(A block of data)
:::
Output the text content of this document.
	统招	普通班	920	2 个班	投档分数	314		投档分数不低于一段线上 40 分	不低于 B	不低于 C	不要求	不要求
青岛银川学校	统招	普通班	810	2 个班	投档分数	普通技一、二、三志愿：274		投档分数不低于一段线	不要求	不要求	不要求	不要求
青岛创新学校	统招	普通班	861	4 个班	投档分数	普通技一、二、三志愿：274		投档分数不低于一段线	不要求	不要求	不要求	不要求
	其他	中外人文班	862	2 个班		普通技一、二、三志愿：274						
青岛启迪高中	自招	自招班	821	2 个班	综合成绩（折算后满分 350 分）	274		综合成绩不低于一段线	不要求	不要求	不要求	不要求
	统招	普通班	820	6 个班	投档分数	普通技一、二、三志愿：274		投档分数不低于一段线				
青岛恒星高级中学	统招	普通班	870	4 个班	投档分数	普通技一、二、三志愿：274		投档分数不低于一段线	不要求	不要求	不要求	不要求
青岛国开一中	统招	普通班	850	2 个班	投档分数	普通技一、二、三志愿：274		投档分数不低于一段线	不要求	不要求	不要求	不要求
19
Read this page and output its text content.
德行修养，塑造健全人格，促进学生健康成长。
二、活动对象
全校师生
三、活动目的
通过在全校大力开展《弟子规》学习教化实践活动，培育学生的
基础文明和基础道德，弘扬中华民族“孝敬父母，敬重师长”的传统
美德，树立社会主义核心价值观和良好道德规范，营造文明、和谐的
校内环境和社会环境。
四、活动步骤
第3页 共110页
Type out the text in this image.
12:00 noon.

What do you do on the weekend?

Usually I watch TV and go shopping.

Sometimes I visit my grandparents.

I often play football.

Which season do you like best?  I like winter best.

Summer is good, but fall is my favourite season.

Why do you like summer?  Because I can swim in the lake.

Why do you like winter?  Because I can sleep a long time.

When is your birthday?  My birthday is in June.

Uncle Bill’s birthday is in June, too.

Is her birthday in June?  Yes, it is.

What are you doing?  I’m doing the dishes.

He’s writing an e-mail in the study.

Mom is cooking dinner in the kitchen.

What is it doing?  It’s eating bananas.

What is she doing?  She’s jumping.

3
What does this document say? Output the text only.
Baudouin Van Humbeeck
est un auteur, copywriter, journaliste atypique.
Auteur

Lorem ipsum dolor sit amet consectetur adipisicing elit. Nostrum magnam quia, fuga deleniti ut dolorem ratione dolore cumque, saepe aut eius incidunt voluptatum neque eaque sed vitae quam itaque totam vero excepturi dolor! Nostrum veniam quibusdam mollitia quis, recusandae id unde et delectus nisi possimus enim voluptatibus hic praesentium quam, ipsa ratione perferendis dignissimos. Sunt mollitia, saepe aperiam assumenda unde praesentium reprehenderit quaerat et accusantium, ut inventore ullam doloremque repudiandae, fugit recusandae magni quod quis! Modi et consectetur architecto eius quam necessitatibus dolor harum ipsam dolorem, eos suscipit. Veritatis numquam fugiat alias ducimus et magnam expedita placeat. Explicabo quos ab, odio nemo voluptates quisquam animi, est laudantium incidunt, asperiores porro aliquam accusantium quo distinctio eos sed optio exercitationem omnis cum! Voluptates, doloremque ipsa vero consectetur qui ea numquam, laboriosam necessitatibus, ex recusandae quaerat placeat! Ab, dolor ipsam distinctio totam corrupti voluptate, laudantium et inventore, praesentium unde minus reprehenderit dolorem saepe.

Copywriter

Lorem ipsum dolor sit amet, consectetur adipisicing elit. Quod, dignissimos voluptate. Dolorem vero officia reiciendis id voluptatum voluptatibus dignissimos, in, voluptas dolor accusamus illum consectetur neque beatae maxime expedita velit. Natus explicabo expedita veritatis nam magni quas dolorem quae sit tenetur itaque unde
:::
*Description of the task*:
Give back each line above precisely as it stands.

*Result of the exercise*:
Output the text content of this document.
	统招	普通班	920	2 个班	投档分数	314		投档分数不低于一段线上 40 分	不低于 B	不低于 C	不要求	不要求
青岛银川学校	统招	普通班	810	2 个班	投档分数	普通技一、二、三志愿：274		投档分数不低于一段线	不要求	不要求	不要求	不要求
青岛创新学校	统招	普通班	861	4 个班	投档分数	普通技一、二、三志愿：274		投档分数不低于一段线	不要求	不要求	不要求	不要求
	其他	中外人文班	862	2 个班		普通技一、二、三志愿：274						
青岛启迪高中	自招	自招班	821	2 个班	综合成绩（折算后满分 350 分）	274		综合成绩不低于一段线	不要求	不要求	不要求	不要求
	统招	普通班	820	6 个班	投档分数	普通技一、二、三志愿：274		投档分数不低于一段线				
青岛恒星高级中学	统招	普通班	870	4 个班	投档分数	普通技一、二、三志愿：274		投档分数不低于一段线	不要求	不要求	不要求	不要求
青岛国开一中	统招	普通班	850	2 个班	投档分数	普通技一、二、三志愿：274		投档分数不低于一段线	不要求	不要求	不要求	不要求
19
Read this page and output its text content.
德行修养，塑造健全人格，促进学生健康成长。
二、活动对象
全校师生
三、活动目的
通过在全校大力开展《弟子规》学习教化实践活动，培育学生的
基础文明和基础道德，弘扬中华民族“孝敬父母，敬重师长”的传统
美德，树立社会主义核心价值观和良好道德规范，营造文明、和谐的
校内环境和社会环境。
四、活动步骤
第3页 共110页
Type out the text in this image.
12:00 noon.

What do you do on the weekend?

Usually I watch TV and go shopping.

Sometimes I visit my grandparents.

I often play football.

Which season do you like best?  I like winter best.

Summer is good, but fall is my favourite season.

Why do you like summer?  Because I can swim in the lake.

Why do you like winter?  Because I can sleep a long time.

When is your birthday?  My birthday is in June.

Uncle Bill’s birthday is in June, too.

Is her birthday in June?  Yes, it is.

What are you doing?  I’m doing the dishes.

He’s writing an e-mail in the study.

Mom is cooking dinner in the kitchen.

What is it doing?  It’s eating bananas.

What is she doing?  She’s jumping.

3
What does this document say? Output the text only.
Baudouin Van Humbeeck
est un auteur, copywriter, journaliste atypique.
Auteur

Lorem ipsum dolor sit amet consectetur adipisicing elit. Nostrum magnam quia, fuga deleniti ut dolorem ratione dolore cumque, saepe aut eius incidunt voluptatum neque eaque sed vitae quam itaque totam vero excepturi dolor! Nostrum veniam quibusdam mollitia quis, recusandae id unde et delectus nisi possimus enim voluptatibus hic praesentium quam, ipsa ratione perferendis dignissimos. Sunt mollitia, saepe aperiam assumenda unde praesentium reprehenderit quaerat et accusantium, ut inventore ullam doloremque repudiandae, fugit recusandae magni quod quis! Modi et consectetur architecto eius quam necessitatibus dolor harum ipsam dolorem, eos suscipit. Veritatis numquam fugiat alias ducimus et magnam expedita placeat. Explicabo quos ab, odio nemo voluptates quisquam animi, est laudantium incidunt, asperiores porro aliquam accusantium quo distinctio eos sed optio exercitationem omnis cum! Voluptates, doloremque ipsa vero consectetur qui ea numquam, laboriosam necessitatibus, ex recusandae quaerat placeat! Ab, dolor ipsam distinctio totam corrupti voluptate, laudantium et inventore, praesentium unde minus reprehenderit dolorem saepe.

Copywriter

Lorem ipsum dolor sit amet, consectetur adipisicing elit. Quod, dignissimos voluptate. Dolorem vero officia reiciendis id voluptatum voluptatibus dignissimos, in, voluptas dolor accusamus illum consectetur neque beatae maxime expedita velit. Natus explicabo expedita veritatis nam magni quas dolorem quae sit tenetur itaque unde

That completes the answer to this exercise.